Exercise objective: Each entry below is to be extracted exactly.

Data section:
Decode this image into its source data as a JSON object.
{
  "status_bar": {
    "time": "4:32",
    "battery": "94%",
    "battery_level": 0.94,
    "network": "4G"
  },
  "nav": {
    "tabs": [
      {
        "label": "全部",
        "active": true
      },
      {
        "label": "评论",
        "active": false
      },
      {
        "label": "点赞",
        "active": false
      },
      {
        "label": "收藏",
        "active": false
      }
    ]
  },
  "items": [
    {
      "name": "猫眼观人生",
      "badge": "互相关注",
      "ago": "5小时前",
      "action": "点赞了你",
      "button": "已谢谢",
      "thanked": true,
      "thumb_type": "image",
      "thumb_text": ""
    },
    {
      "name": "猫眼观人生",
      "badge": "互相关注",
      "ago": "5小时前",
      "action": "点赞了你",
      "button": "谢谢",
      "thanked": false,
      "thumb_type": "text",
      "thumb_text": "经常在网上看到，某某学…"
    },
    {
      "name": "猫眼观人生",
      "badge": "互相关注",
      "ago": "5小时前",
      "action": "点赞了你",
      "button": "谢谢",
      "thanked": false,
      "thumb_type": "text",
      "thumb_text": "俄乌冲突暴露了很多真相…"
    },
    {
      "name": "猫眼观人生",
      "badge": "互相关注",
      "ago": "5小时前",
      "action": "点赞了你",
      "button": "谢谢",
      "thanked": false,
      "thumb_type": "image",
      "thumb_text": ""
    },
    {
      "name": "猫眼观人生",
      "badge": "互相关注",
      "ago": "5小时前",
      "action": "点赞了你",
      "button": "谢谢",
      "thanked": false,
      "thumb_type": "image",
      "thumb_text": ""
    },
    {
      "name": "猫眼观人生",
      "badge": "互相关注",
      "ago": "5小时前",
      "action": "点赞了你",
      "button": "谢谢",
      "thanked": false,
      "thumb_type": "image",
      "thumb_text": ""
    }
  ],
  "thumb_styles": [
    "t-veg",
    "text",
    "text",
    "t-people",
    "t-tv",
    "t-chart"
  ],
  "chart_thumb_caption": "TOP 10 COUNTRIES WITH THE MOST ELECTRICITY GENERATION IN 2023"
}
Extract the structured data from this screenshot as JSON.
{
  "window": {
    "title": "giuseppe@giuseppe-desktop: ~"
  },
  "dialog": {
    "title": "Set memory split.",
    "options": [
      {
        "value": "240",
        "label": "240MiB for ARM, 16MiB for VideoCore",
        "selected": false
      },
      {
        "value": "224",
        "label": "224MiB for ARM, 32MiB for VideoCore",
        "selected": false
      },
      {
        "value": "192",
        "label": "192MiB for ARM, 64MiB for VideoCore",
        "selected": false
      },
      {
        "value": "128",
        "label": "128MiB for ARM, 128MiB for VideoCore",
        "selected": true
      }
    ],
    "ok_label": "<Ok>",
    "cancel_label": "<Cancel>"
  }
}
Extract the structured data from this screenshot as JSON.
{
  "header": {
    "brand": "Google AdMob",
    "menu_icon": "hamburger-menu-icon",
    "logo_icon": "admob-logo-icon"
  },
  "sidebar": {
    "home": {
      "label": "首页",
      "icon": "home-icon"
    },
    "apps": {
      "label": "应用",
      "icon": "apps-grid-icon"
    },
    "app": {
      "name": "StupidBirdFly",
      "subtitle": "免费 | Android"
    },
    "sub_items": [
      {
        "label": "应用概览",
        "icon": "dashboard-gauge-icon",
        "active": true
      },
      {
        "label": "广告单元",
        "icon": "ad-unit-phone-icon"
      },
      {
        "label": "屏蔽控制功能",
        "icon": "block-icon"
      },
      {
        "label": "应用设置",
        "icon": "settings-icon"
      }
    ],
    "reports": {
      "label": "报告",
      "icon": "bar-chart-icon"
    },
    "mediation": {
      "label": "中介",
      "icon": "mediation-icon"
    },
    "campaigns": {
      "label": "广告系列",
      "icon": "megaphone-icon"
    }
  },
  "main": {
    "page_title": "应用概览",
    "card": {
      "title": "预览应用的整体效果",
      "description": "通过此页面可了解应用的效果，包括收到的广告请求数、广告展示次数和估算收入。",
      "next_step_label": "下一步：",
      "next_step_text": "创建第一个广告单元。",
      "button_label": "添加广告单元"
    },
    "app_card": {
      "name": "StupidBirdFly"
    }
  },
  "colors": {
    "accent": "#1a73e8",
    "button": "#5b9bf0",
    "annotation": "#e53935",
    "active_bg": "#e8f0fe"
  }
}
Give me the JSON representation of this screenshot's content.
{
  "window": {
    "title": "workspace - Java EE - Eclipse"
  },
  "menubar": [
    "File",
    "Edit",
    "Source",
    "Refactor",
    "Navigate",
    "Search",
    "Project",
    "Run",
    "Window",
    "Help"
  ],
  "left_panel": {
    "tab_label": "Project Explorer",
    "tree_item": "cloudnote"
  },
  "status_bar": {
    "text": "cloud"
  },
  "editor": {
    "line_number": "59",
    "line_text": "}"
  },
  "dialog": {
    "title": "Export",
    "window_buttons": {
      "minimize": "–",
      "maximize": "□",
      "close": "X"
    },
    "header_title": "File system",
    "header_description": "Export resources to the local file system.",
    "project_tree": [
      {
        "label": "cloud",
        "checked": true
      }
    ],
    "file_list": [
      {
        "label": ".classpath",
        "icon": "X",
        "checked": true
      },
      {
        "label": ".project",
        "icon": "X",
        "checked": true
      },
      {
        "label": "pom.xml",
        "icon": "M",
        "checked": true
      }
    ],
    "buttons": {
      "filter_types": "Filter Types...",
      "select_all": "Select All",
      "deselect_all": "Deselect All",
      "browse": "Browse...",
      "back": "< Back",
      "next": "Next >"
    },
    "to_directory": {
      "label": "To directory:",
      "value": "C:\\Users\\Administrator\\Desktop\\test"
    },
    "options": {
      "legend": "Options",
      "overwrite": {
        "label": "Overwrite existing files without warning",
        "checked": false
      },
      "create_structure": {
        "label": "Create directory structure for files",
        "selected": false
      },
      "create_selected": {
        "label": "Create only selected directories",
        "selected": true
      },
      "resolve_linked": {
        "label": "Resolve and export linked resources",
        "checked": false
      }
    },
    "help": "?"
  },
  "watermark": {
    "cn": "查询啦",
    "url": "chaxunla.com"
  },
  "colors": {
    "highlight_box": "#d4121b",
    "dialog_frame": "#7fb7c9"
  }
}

Result of the exercise:
Decode this image into its source data as a JSON object.
{
  "status_bar": {
    "time": "4:32",
    "battery": "94%",
    "battery_level": 0.94,
    "network": "4G"
  },
  "nav": {
    "tabs": [
      {
        "label": "全部",
        "active": true
      },
      {
        "label": "评论",
        "active": false
      },
      {
        "label": "点赞",
        "active": false
      },
      {
        "label": "收藏",
        "active": false
      }
    ]
  },
  "items": [
    {
      "name": "猫眼观人生",
      "badge": "互相关注",
      "ago": "5小时前",
      "action": "点赞了你",
      "button": "已谢谢",
      "thanked": true,
      "thumb_type": "image",
      "thumb_text": ""
    },
    {
      "name": "猫眼观人生",
      "badge": "互相关注",
      "ago": "5小时前",
      "action": "点赞了你",
      "button": "谢谢",
      "thanked": false,
      "thumb_type": "text",
      "thumb_text": "经常在网上看到，某某学…"
    },
    {
      "name": "猫眼观人生",
      "badge": "互相关注",
      "ago": "5小时前",
      "action": "点赞了你",
      "button": "谢谢",
      "thanked": false,
      "thumb_type": "text",
      "thumb_text": "俄乌冲突暴露了很多真相…"
    },
    {
      "name": "猫眼观人生",
      "badge": "互相关注",
      "ago": "5小时前",
      "action": "点赞了你",
      "button": "谢谢",
      "thanked": false,
      "thumb_type": "image",
      "thumb_text": ""
    },
    {
      "name": "猫眼观人生",
      "badge": "互相关注",
      "ago": "5小时前",
      "action": "点赞了你",
      "button": "谢谢",
      "thanked": false,
      "thumb_type": "image",
      "thumb_text": ""
    },
    {
      "name": "猫眼观人生",
      "badge": "互相关注",
      "ago": "5小时前",
      "action": "点赞了你",
      "button": "谢谢",
      "thanked": false,
      "thumb_type": "image",
      "thumb_text": ""
    }
  ],
  "thumb_styles": [
    "t-veg",
    "text",
    "text",
    "t-people",
    "t-tv",
    "t-chart"
  ],
  "chart_thumb_caption": "TOP 10 COUNTRIES WITH THE MOST ELECTRICITY GENERATION IN 2023"
}
Extract the structured data from this screenshot as JSON.
{
  "window": {
    "title": "giuseppe@giuseppe-desktop: ~"
  },
  "dialog": {
    "title": "Set memory split.",
    "options": [
      {
        "value": "240",
        "label": "240MiB for ARM, 16MiB for VideoCore",
        "selected": false
      },
      {
        "value": "224",
        "label": "224MiB for ARM, 32MiB for VideoCore",
        "selected": false
      },
      {
        "value": "192",
        "label": "192MiB for ARM, 64MiB for VideoCore",
        "selected": false
      },
      {
        "value": "128",
        "label": "128MiB for ARM, 128MiB for VideoCore",
        "selected": true
      }
    ],
    "ok_label": "<Ok>",
    "cancel_label": "<Cancel>"
  }
}
Extract the structured data from this screenshot as JSON.
{
  "header": {
    "brand": "Google AdMob",
    "menu_icon": "hamburger-menu-icon",
    "logo_icon": "admob-logo-icon"
  },
  "sidebar": {
    "home": {
      "label": "首页",
      "icon": "home-icon"
    },
    "apps": {
      "label": "应用",
      "icon": "apps-grid-icon"
    },
    "app": {
      "name": "StupidBirdFly",
      "subtitle": "免费 | Android"
    },
    "sub_items": [
      {
        "label": "应用概览",
        "icon": "dashboard-gauge-icon",
        "active": true
      },
      {
        "label": "广告单元",
        "icon": "ad-unit-phone-icon"
      },
      {
        "label": "屏蔽控制功能",
        "icon": "block-icon"
      },
      {
        "label": "应用设置",
        "icon": "settings-icon"
      }
    ],
    "reports": {
      "label": "报告",
      "icon": "bar-chart-icon"
    },
    "mediation": {
      "label": "中介",
      "icon": "mediation-icon"
    },
    "campaigns": {
      "label": "广告系列",
      "icon": "megaphone-icon"
    }
  },
  "main": {
    "page_title": "应用概览",
    "card": {
      "title": "预览应用的整体效果",
      "description": "通过此页面可了解应用的效果，包括收到的广告请求数、广告展示次数和估算收入。",
      "next_step_label": "下一步：",
      "next_step_text": "创建第一个广告单元。",
      "button_label": "添加广告单元"
    },
    "app_card": {
      "name": "StupidBirdFly"
    }
  },
  "colors": {
    "accent": "#1a73e8",
    "button": "#5b9bf0",
    "annotation": "#e53935",
    "active_bg": "#e8f0fe"
  }
}
Give me the JSON representation of this screenshot's content.
{
  "window": {
    "title": "workspace - Java EE - Eclipse"
  },
  "menubar": [
    "File",
    "Edit",
    "Source",
    "Refactor",
    "Navigate",
    "Search",
    "Project",
    "Run",
    "Window",
    "Help"
  ],
  "left_panel": {
    "tab_label": "Project Explorer",
    "tree_item": "cloudnote"
  },
  "status_bar": {
    "text": "cloud"
  },
  "editor": {
    "line_number": "59",
    "line_text": "}"
  },
  "dialog": {
    "title": "Export",
    "window_buttons": {
      "minimize": "–",
      "maximize": "□",
      "close": "X"
    },
    "header_title": "File system",
    "header_description": "Export resources to the local file system.",
    "project_tree": [
      {
        "label": "cloud",
        "checked": true
      }
    ],
    "file_list": [
      {
        "label": ".classpath",
        "icon": "X",
        "checked": true
      },
      {
        "label": ".project",
        "icon": "X",
        "checked": true
      },
      {
        "label": "pom.xml",
        "icon": "M",
        "checked": true
      }
    ],
    "buttons": {
      "filter_types": "Filter Types...",
      "select_all": "Select All",
      "deselect_all": "Deselect All",
      "browse": "Browse...",
      "back": "< Back",
      "next": "Next >"
    },
    "to_directory": {
      "label": "To directory:",
      "value": "C:\\Users\\Administrator\\Desktop\\test"
    },
    "options": {
      "legend": "Options",
      "overwrite": {
        "label": "Overwrite existing files without warning",
        "checked": false
      },
      "create_structure": {
        "label": "Create directory structure for files",
        "selected": false
      },
      "create_selected": {
        "label": "Create only selected directories",
        "selected": true
      },
      "resolve_linked": {
        "label": "Resolve and export linked resources",
        "checked": false
      }
    },
    "help": "?"
  },
  "watermark": {
    "cn": "查询啦",
    "url": "chaxunla.com"
  },
  "colors": {
    "highlight_box": "#d4121b",
    "dialog_frame": "#7fb7c9"
  }
}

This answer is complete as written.